# Start of Data for this task

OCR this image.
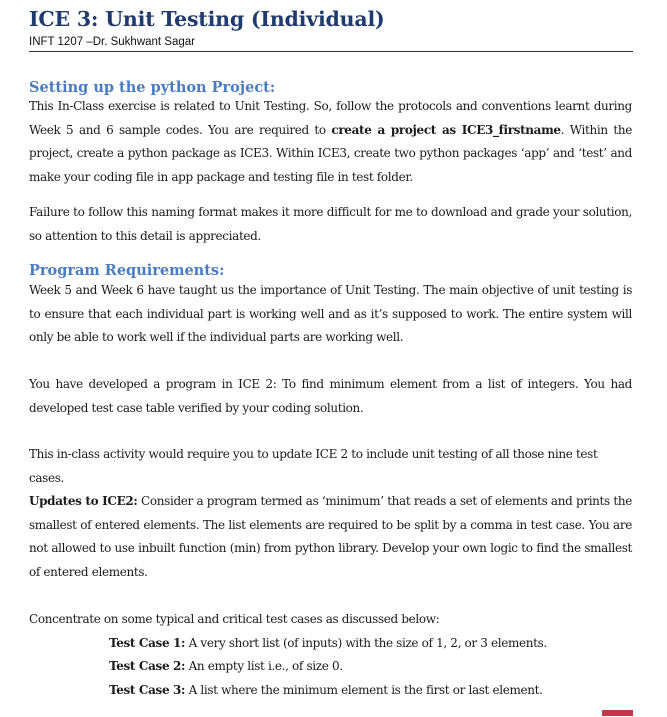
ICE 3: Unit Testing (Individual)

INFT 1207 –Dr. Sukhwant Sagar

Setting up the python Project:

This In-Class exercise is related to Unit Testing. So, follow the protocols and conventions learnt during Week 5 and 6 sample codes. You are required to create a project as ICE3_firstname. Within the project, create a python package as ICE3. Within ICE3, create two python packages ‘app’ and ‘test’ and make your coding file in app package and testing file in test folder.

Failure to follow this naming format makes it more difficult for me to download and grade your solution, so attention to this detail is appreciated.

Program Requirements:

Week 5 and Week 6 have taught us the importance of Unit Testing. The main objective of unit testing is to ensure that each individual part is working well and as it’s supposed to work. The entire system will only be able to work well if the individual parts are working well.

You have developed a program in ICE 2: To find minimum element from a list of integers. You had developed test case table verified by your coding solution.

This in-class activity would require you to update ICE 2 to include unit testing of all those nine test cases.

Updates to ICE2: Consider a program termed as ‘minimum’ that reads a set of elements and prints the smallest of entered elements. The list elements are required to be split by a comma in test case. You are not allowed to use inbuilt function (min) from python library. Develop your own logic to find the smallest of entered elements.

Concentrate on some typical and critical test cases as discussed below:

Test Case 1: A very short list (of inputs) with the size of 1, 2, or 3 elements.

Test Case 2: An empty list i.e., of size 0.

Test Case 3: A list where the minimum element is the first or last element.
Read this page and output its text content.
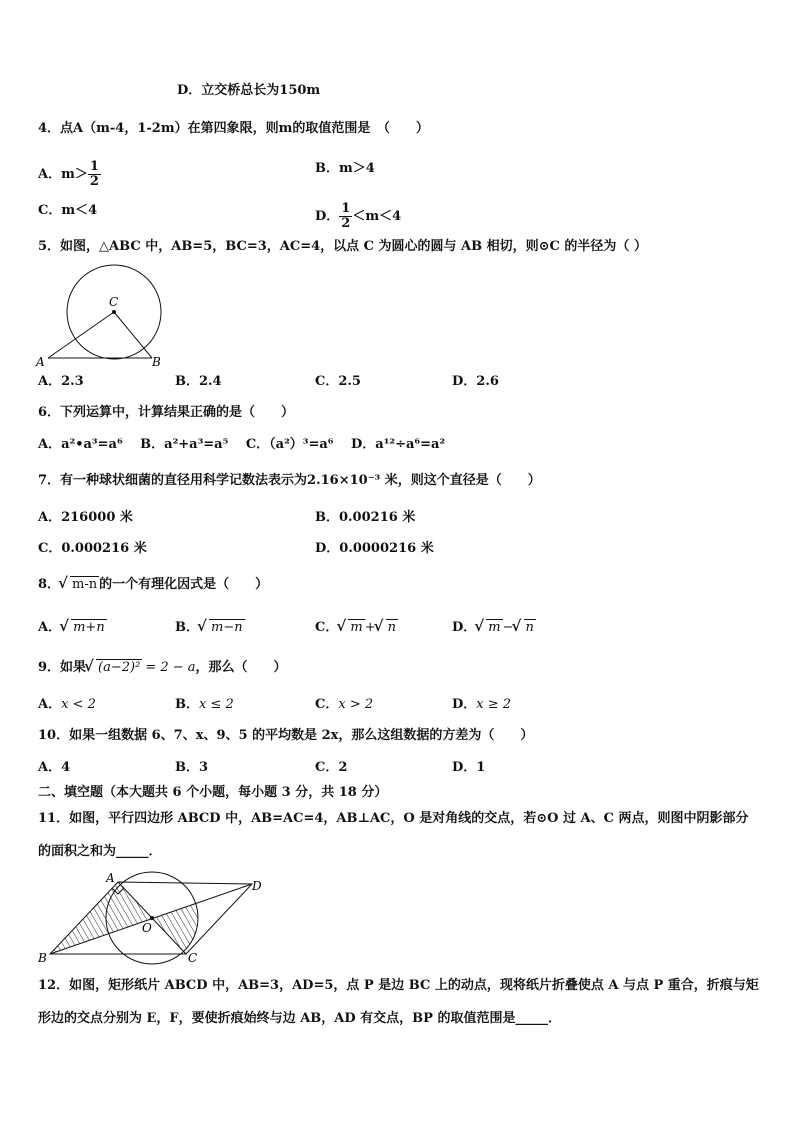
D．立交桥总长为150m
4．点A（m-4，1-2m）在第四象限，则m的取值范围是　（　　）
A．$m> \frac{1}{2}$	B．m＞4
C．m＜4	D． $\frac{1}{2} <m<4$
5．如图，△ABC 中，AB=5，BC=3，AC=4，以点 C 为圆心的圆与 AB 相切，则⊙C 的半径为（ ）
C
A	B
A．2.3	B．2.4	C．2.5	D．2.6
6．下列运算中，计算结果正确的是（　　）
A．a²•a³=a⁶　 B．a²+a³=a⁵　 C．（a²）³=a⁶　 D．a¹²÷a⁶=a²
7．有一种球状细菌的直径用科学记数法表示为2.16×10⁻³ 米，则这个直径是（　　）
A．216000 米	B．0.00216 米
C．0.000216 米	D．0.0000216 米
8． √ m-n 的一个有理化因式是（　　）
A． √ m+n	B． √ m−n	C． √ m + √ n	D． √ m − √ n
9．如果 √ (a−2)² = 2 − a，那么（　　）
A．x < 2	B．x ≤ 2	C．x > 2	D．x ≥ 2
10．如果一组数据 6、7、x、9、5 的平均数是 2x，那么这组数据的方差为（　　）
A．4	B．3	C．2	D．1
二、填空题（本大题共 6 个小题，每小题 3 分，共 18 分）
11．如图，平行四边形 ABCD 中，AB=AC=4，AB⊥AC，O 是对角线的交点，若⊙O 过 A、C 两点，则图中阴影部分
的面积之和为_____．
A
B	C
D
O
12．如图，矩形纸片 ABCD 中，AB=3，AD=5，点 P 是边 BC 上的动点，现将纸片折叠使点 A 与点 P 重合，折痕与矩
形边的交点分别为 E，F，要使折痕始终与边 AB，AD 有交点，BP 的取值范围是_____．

# End of Data for this task
# Start of Data for this task

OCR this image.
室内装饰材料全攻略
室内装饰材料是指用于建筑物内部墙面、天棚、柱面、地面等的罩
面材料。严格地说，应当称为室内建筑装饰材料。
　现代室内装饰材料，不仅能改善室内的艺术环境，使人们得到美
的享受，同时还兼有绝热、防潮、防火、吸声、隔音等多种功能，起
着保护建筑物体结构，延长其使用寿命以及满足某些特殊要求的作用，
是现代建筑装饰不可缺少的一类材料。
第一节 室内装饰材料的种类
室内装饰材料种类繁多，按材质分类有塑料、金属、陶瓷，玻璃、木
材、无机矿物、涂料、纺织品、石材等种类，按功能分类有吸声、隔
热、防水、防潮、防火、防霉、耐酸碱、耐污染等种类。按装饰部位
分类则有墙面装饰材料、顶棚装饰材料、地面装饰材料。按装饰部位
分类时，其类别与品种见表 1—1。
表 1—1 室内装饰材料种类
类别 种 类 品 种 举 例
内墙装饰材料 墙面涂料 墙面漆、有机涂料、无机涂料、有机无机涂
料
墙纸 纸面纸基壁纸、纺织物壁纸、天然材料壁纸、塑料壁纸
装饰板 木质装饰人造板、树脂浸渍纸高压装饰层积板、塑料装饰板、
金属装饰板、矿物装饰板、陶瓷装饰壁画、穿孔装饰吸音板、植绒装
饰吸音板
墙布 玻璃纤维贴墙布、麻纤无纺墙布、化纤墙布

# End of Data for this task
# Start of Data for this task

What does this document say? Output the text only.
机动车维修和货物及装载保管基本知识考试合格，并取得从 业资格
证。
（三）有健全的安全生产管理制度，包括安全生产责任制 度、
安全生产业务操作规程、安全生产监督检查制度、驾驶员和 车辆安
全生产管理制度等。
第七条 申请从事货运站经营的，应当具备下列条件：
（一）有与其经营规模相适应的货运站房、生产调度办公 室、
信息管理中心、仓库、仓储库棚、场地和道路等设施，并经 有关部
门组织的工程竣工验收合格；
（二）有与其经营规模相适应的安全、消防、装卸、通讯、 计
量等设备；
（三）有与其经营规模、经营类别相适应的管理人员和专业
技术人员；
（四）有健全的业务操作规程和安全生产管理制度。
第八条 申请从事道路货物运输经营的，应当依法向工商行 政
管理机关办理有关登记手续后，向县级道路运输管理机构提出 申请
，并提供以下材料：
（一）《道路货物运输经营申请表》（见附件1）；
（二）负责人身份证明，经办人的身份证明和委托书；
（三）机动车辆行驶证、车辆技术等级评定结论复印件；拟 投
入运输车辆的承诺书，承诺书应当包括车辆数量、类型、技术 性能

# End of Data for this task

Task |
Search the entries for the word "have", then gather every line that has it.

Exercise solution |
Week 5 and Week 6 have taught us the importance of Unit Testing. The main objective of unit testing is to ensure that each individual part is working well and as it’s supposed to work. The entire system will only be able to work well if the individual parts are working well.
You have developed a program in ICE 2: To find minimum element from a list of integers. You had developed test case table verified by your coding solution.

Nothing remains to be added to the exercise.